Set task - Collect all lines from the listing that include the string "tiene".

Collected data -
—————

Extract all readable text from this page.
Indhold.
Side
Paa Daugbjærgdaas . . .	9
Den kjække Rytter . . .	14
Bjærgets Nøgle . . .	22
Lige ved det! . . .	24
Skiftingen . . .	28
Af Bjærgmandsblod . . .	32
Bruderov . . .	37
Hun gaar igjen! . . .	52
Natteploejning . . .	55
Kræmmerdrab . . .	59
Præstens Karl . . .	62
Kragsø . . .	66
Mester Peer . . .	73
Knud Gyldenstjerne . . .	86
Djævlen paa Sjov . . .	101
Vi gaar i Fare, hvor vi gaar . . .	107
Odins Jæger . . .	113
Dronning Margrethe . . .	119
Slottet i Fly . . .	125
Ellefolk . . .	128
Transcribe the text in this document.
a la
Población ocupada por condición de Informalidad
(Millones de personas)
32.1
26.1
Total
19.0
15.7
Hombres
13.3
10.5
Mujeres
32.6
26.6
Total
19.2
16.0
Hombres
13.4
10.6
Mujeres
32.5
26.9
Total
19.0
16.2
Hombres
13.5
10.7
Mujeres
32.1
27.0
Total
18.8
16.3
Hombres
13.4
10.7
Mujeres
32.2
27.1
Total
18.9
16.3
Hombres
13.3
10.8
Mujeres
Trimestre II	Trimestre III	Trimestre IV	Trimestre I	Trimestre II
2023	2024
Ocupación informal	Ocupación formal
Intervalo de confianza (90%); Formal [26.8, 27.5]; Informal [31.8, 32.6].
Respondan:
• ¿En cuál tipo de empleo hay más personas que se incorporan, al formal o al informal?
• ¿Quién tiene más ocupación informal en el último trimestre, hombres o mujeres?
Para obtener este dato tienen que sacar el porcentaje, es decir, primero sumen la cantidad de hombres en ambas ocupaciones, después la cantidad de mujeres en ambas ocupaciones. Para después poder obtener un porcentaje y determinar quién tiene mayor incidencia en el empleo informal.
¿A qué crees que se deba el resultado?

—————

Final result -
• ¿Quién tiene más ocupación informal en el último trimestre, hombres o mujeres?
Para obtener este dato tienen que sacar el porcentaje, es decir, primero sumen la cantidad de hombres en ambas ocupaciones, después la cantidad de mujeres en ambas ocupaciones. Para después poder obtener un porcentaje y determinar quién tiene mayor incidencia en el empleo informal.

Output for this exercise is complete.